What the exercise asks
In the material below, find all lines with the string "Storage" and copy them.

Recorded information
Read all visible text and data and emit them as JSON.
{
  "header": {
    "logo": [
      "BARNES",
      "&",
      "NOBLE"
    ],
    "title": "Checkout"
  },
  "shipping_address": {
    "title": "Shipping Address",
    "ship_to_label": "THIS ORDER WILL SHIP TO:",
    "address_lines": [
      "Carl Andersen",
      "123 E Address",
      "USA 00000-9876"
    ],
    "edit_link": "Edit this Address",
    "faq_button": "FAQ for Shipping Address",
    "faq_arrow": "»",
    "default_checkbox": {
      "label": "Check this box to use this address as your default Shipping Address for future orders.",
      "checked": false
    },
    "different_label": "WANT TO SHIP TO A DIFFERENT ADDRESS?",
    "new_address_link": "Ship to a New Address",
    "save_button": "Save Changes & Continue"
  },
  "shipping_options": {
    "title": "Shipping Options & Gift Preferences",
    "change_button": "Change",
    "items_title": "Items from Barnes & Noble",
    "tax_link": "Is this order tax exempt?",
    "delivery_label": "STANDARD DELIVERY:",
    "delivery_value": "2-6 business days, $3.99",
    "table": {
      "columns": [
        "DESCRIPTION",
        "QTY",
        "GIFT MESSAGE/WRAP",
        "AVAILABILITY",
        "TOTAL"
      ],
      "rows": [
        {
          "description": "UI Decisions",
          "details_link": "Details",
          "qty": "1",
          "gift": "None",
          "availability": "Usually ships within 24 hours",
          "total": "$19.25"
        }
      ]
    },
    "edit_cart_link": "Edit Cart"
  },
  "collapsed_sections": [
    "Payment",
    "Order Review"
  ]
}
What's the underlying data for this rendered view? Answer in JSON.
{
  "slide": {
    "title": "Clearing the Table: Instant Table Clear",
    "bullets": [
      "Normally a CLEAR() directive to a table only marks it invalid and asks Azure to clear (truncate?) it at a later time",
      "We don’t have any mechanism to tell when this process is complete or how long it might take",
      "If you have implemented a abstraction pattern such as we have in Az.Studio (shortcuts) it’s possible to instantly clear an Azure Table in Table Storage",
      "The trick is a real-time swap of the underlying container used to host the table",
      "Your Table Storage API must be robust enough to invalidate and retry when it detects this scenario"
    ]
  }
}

Output for this exercise
      "If you have implemented a abstraction pattern such as we have in Az.Studio (shortcuts) it’s possible to instantly clear an Azure Table in Table Storage",
      "Your Table Storage API must be robust enough to invalidate and retry when it detects this scenario"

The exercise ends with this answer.